- [LISTED RECORDS]:
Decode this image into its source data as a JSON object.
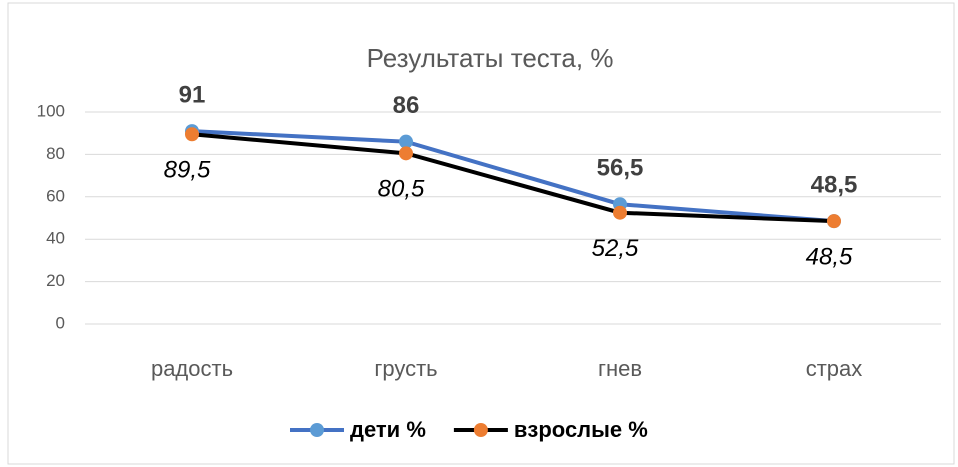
{
  "chart_data": {
    "type": "line",
    "title": "Результаты теста, %",
    "categories": [
      "радость",
      "грусть",
      "гнев",
      "страх"
    ],
    "series": [
      {
        "name": "дети %",
        "color": "#4472c4",
        "marker_color": "#5b9bd5",
        "values": [
          91,
          86,
          56.5,
          48.5
        ],
        "value_labels": [
          "91",
          "86",
          "56,5",
          "48,5"
        ]
      },
      {
        "name": "взрослые %",
        "color": "#000000",
        "marker_color": "#ed7d31",
        "values": [
          89.5,
          80.5,
          52.5,
          48.5
        ],
        "value_labels": [
          "89,5",
          "80,5",
          "52,5",
          "48,5"
        ]
      }
    ],
    "ylim": [
      0,
      100
    ],
    "yticks": [
      0,
      20,
      40,
      60,
      80,
      100
    ],
    "grid": true,
    "legend": "bottom"
  }
}
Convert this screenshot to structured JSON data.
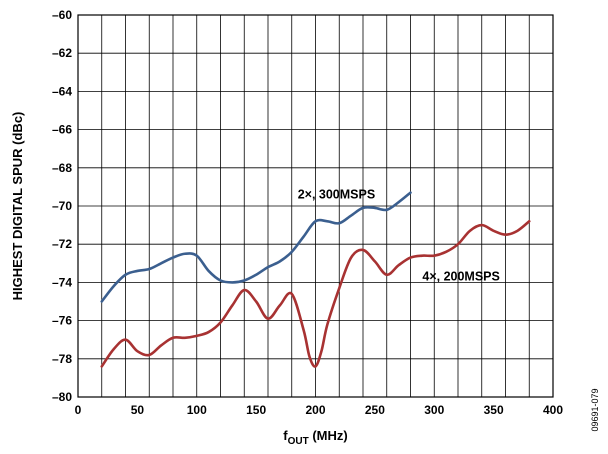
{
  "chart_data": {
    "type": "line",
    "title": "",
    "xlabel": {
      "main": "f",
      "sub": "OUT",
      "rest": " (MHz)"
    },
    "ylabel": "HIGHEST DIGITAL SPUR (dBc)",
    "xlim": [
      0,
      400
    ],
    "ylim": [
      -80,
      -60
    ],
    "xticks": [
      0,
      50,
      100,
      150,
      200,
      250,
      300,
      350,
      400
    ],
    "yticks": [
      -80,
      -78,
      -76,
      -74,
      -72,
      -70,
      -68,
      -66,
      -64,
      -62,
      -60
    ],
    "ytick_labels": [
      "–80",
      "–78",
      "–76",
      "–74",
      "–72",
      "–70",
      "–68",
      "–66",
      "–64",
      "–62",
      "–60"
    ],
    "x_minor_step": 20,
    "grid": true,
    "figure_id": "09691-079",
    "series": [
      {
        "name": "2×, 300MSPS",
        "color": "#3b5f8f",
        "x": [
          20,
          30,
          40,
          50,
          60,
          70,
          80,
          90,
          100,
          110,
          120,
          130,
          140,
          150,
          160,
          170,
          180,
          190,
          200,
          210,
          220,
          230,
          240,
          250,
          260,
          270,
          280
        ],
        "y": [
          -75.0,
          -74.2,
          -73.6,
          -73.4,
          -73.3,
          -73.0,
          -72.7,
          -72.5,
          -72.6,
          -73.4,
          -73.9,
          -74.0,
          -73.9,
          -73.6,
          -73.2,
          -72.9,
          -72.4,
          -71.6,
          -70.8,
          -70.8,
          -70.9,
          -70.5,
          -70.1,
          -70.1,
          -70.2,
          -69.8,
          -69.3
        ]
      },
      {
        "name": "4×, 200MSPS",
        "color": "#a83232",
        "x": [
          20,
          30,
          40,
          50,
          60,
          70,
          80,
          90,
          100,
          110,
          120,
          130,
          140,
          150,
          160,
          170,
          180,
          190,
          195,
          200,
          205,
          210,
          220,
          230,
          240,
          250,
          260,
          270,
          280,
          290,
          300,
          310,
          320,
          330,
          340,
          350,
          360,
          370,
          380
        ],
        "y": [
          -78.4,
          -77.5,
          -77.0,
          -77.6,
          -77.8,
          -77.3,
          -76.9,
          -76.9,
          -76.8,
          -76.6,
          -76.1,
          -75.2,
          -74.4,
          -75.0,
          -75.9,
          -75.2,
          -74.6,
          -76.5,
          -77.9,
          -78.4,
          -77.6,
          -76.2,
          -74.3,
          -72.7,
          -72.3,
          -72.9,
          -73.6,
          -73.1,
          -72.7,
          -72.6,
          -72.6,
          -72.4,
          -72.0,
          -71.3,
          -71.0,
          -71.3,
          -71.5,
          -71.3,
          -70.8
        ]
      }
    ]
  }
}
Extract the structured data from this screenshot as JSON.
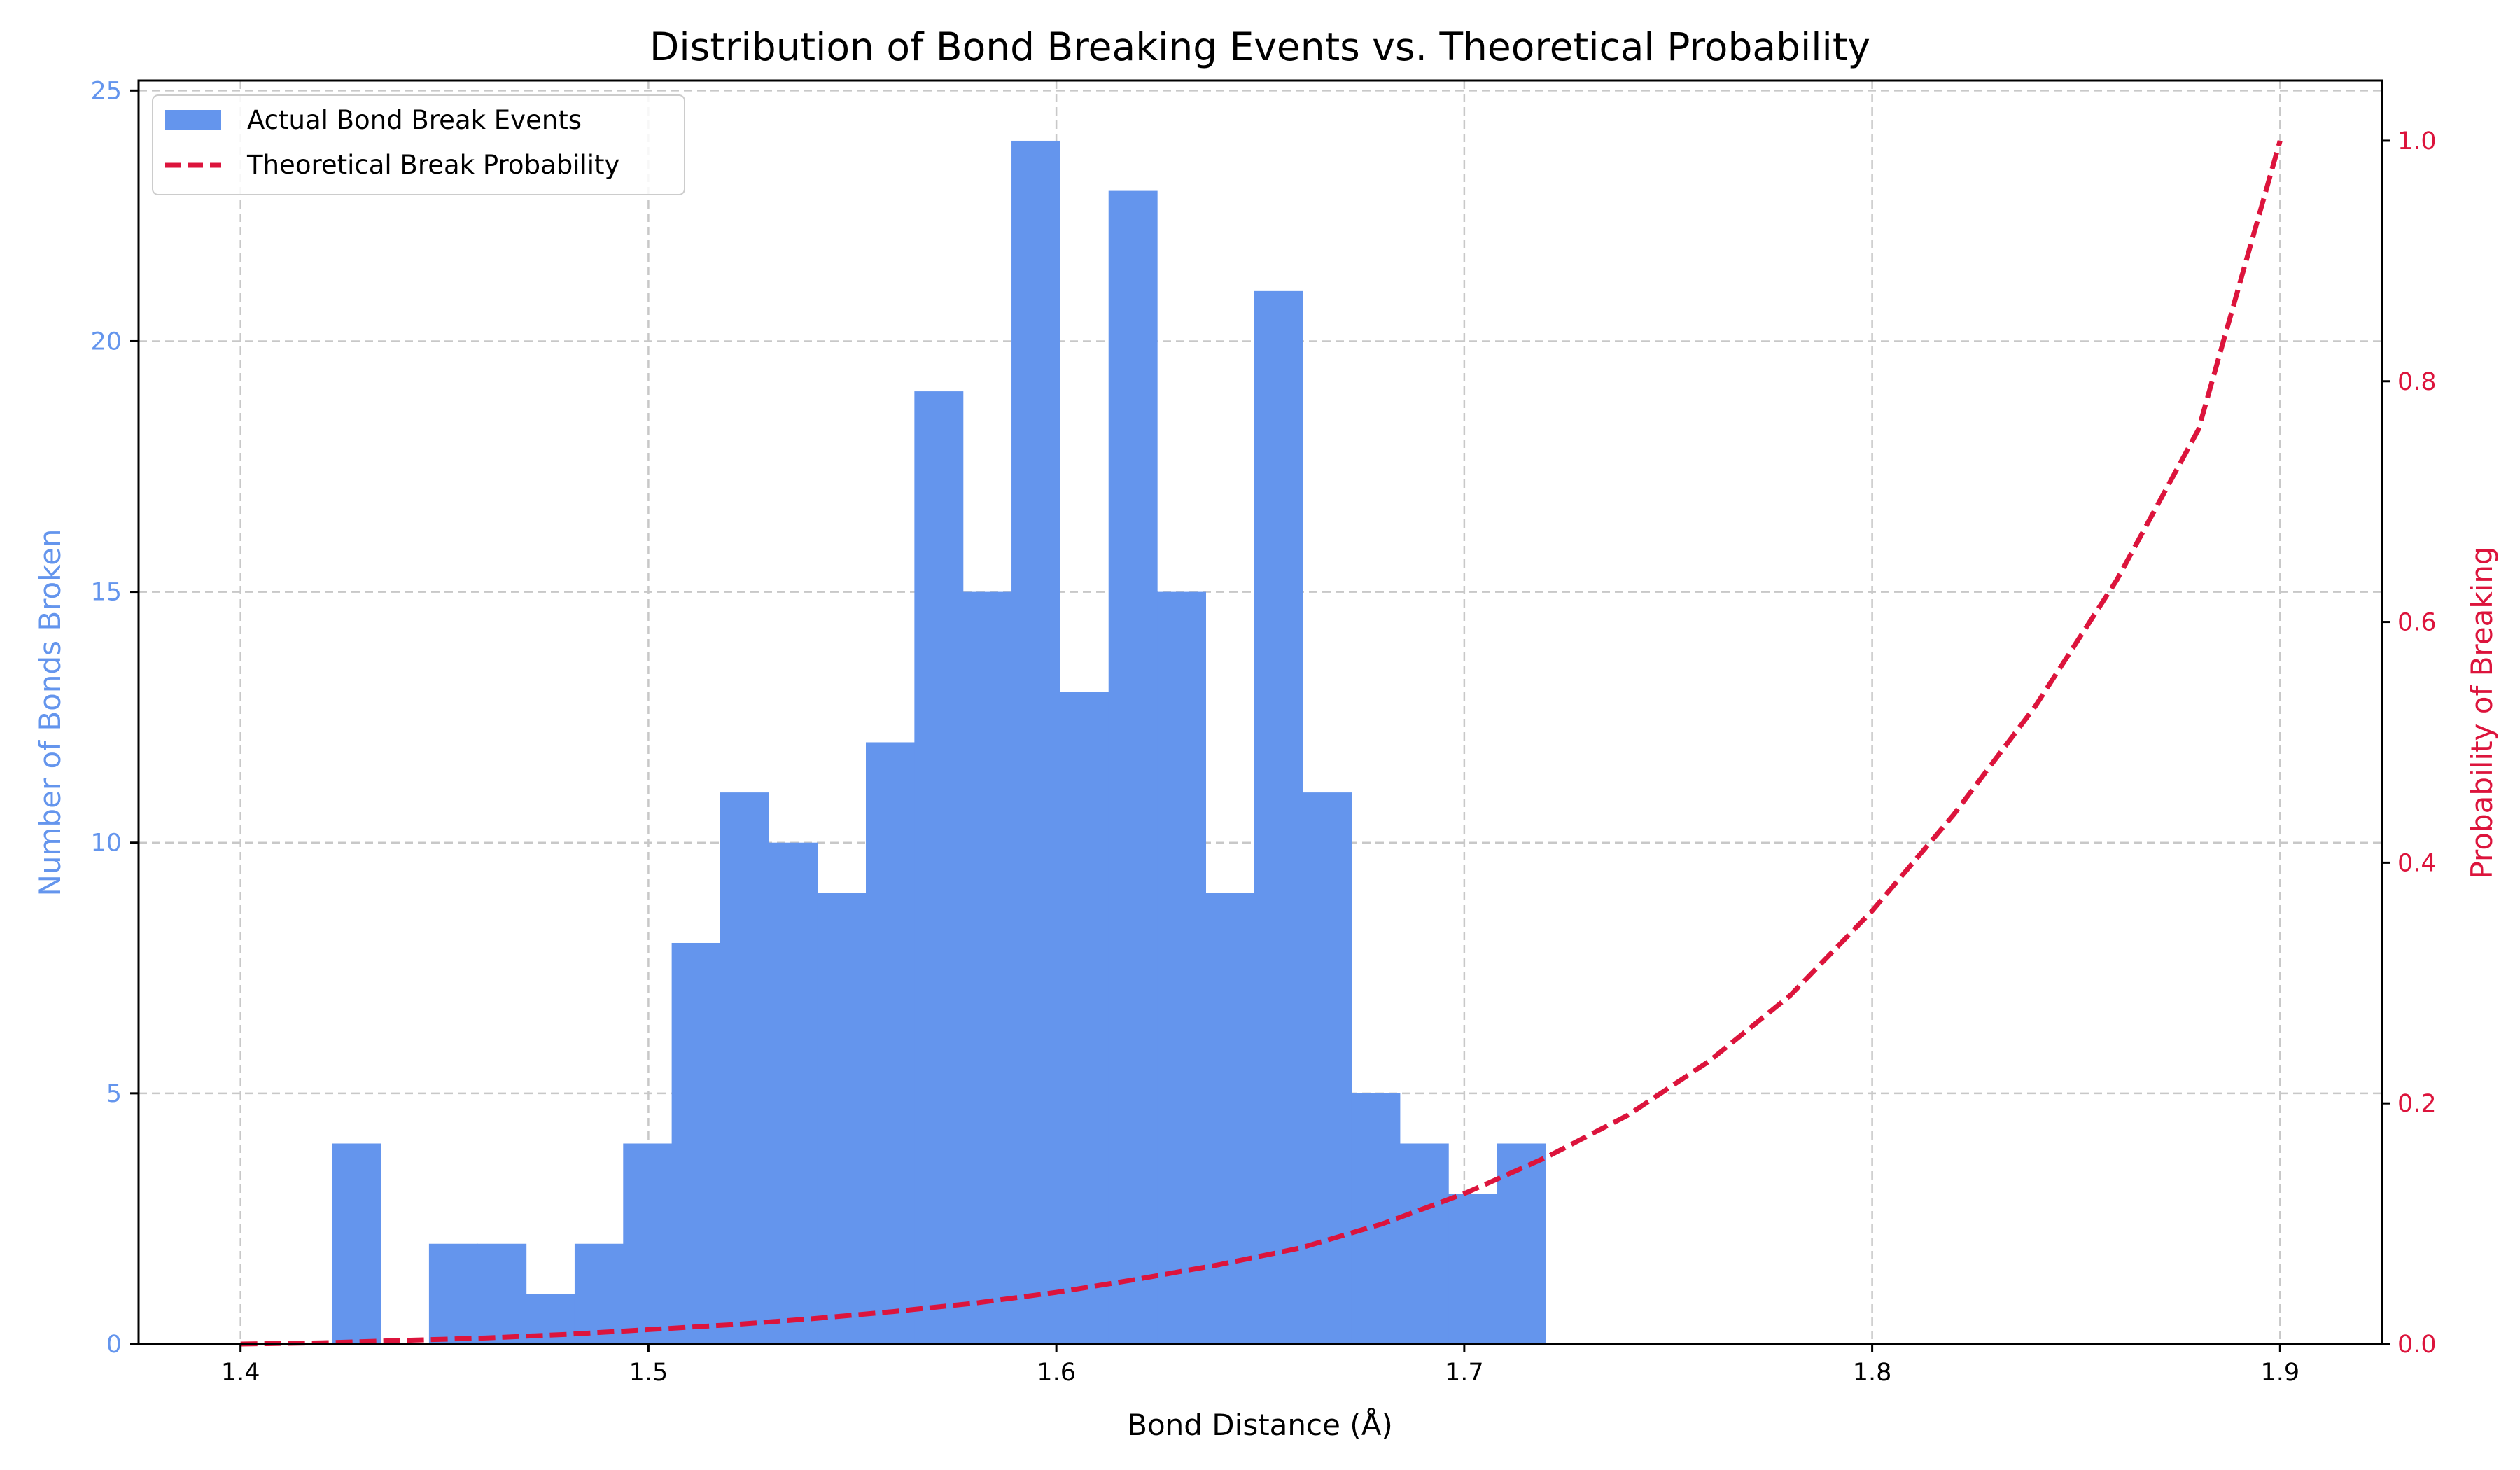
{
  "chart_data": {
    "type": "bar+line",
    "title": "Distribution of Bond Breaking Events vs. Theoretical Probability",
    "xlabel": "Bond Distance (Å)",
    "ylabel_left": "Number of Bonds Broken",
    "ylabel_right": "Probability of Breaking",
    "xlim": [
      1.375,
      1.925
    ],
    "ylim_left": [
      0,
      25.2
    ],
    "ylim_right": [
      0,
      1.05
    ],
    "x_ticks": [
      "1.4",
      "1.5",
      "1.6",
      "1.7",
      "1.8",
      "1.9"
    ],
    "y_left_ticks": [
      "0",
      "5",
      "10",
      "15",
      "20",
      "25"
    ],
    "y_right_ticks": [
      "0.0",
      "0.2",
      "0.4",
      "0.6",
      "0.8",
      "1.0"
    ],
    "grid": true,
    "legend_position": "top-left",
    "colors": {
      "histogram": "#6495ED",
      "theory": "#DC143C"
    },
    "histogram": {
      "name": "Actual Bond Break Events",
      "bin_edges": [
        1.4224,
        1.4343,
        1.4462,
        1.4581,
        1.47,
        1.4819,
        1.4938,
        1.5057,
        1.5176,
        1.5295,
        1.5414,
        1.5533,
        1.5652,
        1.5771,
        1.589,
        1.6009,
        1.6128,
        1.6247,
        1.6366,
        1.6485,
        1.6604,
        1.6723,
        1.6842,
        1.6961,
        1.708,
        1.7199
      ],
      "counts": [
        4,
        0,
        2,
        2,
        1,
        2,
        4,
        8,
        11,
        10,
        9,
        12,
        19,
        15,
        24,
        13,
        23,
        15,
        9,
        21,
        11,
        5,
        4,
        3,
        4
      ]
    },
    "theory": {
      "name": "Theoretical Break Probability",
      "x": [
        1.4,
        1.42,
        1.44,
        1.46,
        1.48,
        1.5,
        1.52,
        1.54,
        1.56,
        1.58,
        1.6,
        1.62,
        1.64,
        1.66,
        1.68,
        1.7,
        1.72,
        1.74,
        1.76,
        1.78,
        1.8,
        1.82,
        1.84,
        1.86,
        1.88,
        1.9
      ],
      "y": [
        0.0,
        0.001,
        0.003,
        0.005,
        0.008,
        0.012,
        0.016,
        0.021,
        0.027,
        0.034,
        0.043,
        0.054,
        0.066,
        0.08,
        0.1,
        0.125,
        0.155,
        0.19,
        0.235,
        0.29,
        0.36,
        0.44,
        0.53,
        0.635,
        0.76,
        1.0
      ]
    }
  }
}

- [WHAT IS REQUIRED]:
Without the pictures, repeat all the records word for word.

- [SOLUTION TO THIS TASK]:
Decode this image into its source data as a JSON object.
{
  "chart_data": {
    "type": "line",
    "title": "Результаты теста, %",
    "categories": [
      "радость",
      "грусть",
      "гнев",
      "страх"
    ],
    "series": [
      {
        "name": "дети %",
        "color": "#4472c4",
        "marker_color": "#5b9bd5",
        "values": [
          91,
          86,
          56.5,
          48.5
        ],
        "value_labels": [
          "91",
          "86",
          "56,5",
          "48,5"
        ]
      },
      {
        "name": "взрослые %",
        "color": "#000000",
        "marker_color": "#ed7d31",
        "values": [
          89.5,
          80.5,
          52.5,
          48.5
        ],
        "value_labels": [
          "89,5",
          "80,5",
          "52,5",
          "48,5"
        ]
      }
    ],
    "ylim": [
      0,
      100
    ],
    "yticks": [
      0,
      20,
      40,
      60,
      80,
      100
    ],
    "grid": true,
    "legend": "bottom"
  }
}
Convert this screenshot to structured JSON data.
{
  "chart_data": {
    "type": "line",
    "title": "",
    "xlabel": {
      "main": "f",
      "sub": "OUT",
      "rest": " (MHz)"
    },
    "ylabel": "HIGHEST DIGITAL SPUR (dBc)",
    "xlim": [
      0,
      400
    ],
    "ylim": [
      -80,
      -60
    ],
    "xticks": [
      0,
      50,
      100,
      150,
      200,
      250,
      300,
      350,
      400
    ],
    "yticks": [
      -80,
      -78,
      -76,
      -74,
      -72,
      -70,
      -68,
      -66,
      -64,
      -62,
      -60
    ],
    "ytick_labels": [
      "–80",
      "–78",
      "–76",
      "–74",
      "–72",
      "–70",
      "–68",
      "–66",
      "–64",
      "–62",
      "–60"
    ],
    "x_minor_step": 20,
    "grid": true,
    "figure_id": "09691-079",
    "series": [
      {
        "name": "2×, 300MSPS",
        "color": "#3b5f8f",
        "x": [
          20,
          30,
          40,
          50,
          60,
          70,
          80,
          90,
          100,
          110,
          120,
          130,
          140,
          150,
          160,
          170,
          180,
          190,
          200,
          210,
          220,
          230,
          240,
          250,
          260,
          270,
          280
        ],
        "y": [
          -75.0,
          -74.2,
          -73.6,
          -73.4,
          -73.3,
          -73.0,
          -72.7,
          -72.5,
          -72.6,
          -73.4,
          -73.9,
          -74.0,
          -73.9,
          -73.6,
          -73.2,
          -72.9,
          -72.4,
          -71.6,
          -70.8,
          -70.8,
          -70.9,
          -70.5,
          -70.1,
          -70.1,
          -70.2,
          -69.8,
          -69.3
        ]
      },
      {
        "name": "4×, 200MSPS",
        "color": "#a83232",
        "x": [
          20,
          30,
          40,
          50,
          60,
          70,
          80,
          90,
          100,
          110,
          120,
          130,
          140,
          150,
          160,
          170,
          180,
          190,
          195,
          200,
          205,
          210,
          220,
          230,
          240,
          250,
          260,
          270,
          280,
          290,
          300,
          310,
          320,
          330,
          340,
          350,
          360,
          370,
          380
        ],
        "y": [
          -78.4,
          -77.5,
          -77.0,
          -77.6,
          -77.8,
          -77.3,
          -76.9,
          -76.9,
          -76.8,
          -76.6,
          -76.1,
          -75.2,
          -74.4,
          -75.0,
          -75.9,
          -75.2,
          -74.6,
          -76.5,
          -77.9,
          -78.4,
          -77.6,
          -76.2,
          -74.3,
          -72.7,
          -72.3,
          -72.9,
          -73.6,
          -73.1,
          -72.7,
          -72.6,
          -72.6,
          -72.4,
          -72.0,
          -71.3,
          -71.0,
          -71.3,
          -71.5,
          -71.3,
          -70.8
        ]
      }
    ]
  }
}
Extract the structured data from this screenshot as JSON.
{
  "chart_data": {
    "type": "bar+line",
    "title": "Distribution of Bond Breaking Events vs. Theoretical Probability",
    "xlabel": "Bond Distance (Å)",
    "ylabel_left": "Number of Bonds Broken",
    "ylabel_right": "Probability of Breaking",
    "xlim": [
      1.375,
      1.925
    ],
    "ylim_left": [
      0,
      25.2
    ],
    "ylim_right": [
      0,
      1.05
    ],
    "x_ticks": [
      "1.4",
      "1.5",
      "1.6",
      "1.7",
      "1.8",
      "1.9"
    ],
    "y_left_ticks": [
      "0",
      "5",
      "10",
      "15",
      "20",
      "25"
    ],
    "y_right_ticks": [
      "0.0",
      "0.2",
      "0.4",
      "0.6",
      "0.8",
      "1.0"
    ],
    "grid": true,
    "legend_position": "top-left",
    "colors": {
      "histogram": "#6495ED",
      "theory": "#DC143C"
    },
    "histogram": {
      "name": "Actual Bond Break Events",
      "bin_edges": [
        1.4224,
        1.4343,
        1.4462,
        1.4581,
        1.47,
        1.4819,
        1.4938,
        1.5057,
        1.5176,
        1.5295,
        1.5414,
        1.5533,
        1.5652,
        1.5771,
        1.589,
        1.6009,
        1.6128,
        1.6247,
        1.6366,
        1.6485,
        1.6604,
        1.6723,
        1.6842,
        1.6961,
        1.708,
        1.7199
      ],
      "counts": [
        4,
        0,
        2,
        2,
        1,
        2,
        4,
        8,
        11,
        10,
        9,
        12,
        19,
        15,
        24,
        13,
        23,
        15,
        9,
        21,
        11,
        5,
        4,
        3,
        4
      ]
    },
    "theory": {
      "name": "Theoretical Break Probability",
      "x": [
        1.4,
        1.42,
        1.44,
        1.46,
        1.48,
        1.5,
        1.52,
        1.54,
        1.56,
        1.58,
        1.6,
        1.62,
        1.64,
        1.66,
        1.68,
        1.7,
        1.72,
        1.74,
        1.76,
        1.78,
        1.8,
        1.82,
        1.84,
        1.86,
        1.88,
        1.9
      ],
      "y": [
        0.0,
        0.001,
        0.003,
        0.005,
        0.008,
        0.012,
        0.016,
        0.021,
        0.027,
        0.034,
        0.043,
        0.054,
        0.066,
        0.08,
        0.1,
        0.125,
        0.155,
        0.19,
        0.235,
        0.29,
        0.36,
        0.44,
        0.53,
        0.635,
        0.76,
        1.0
      ]
    }
  }
}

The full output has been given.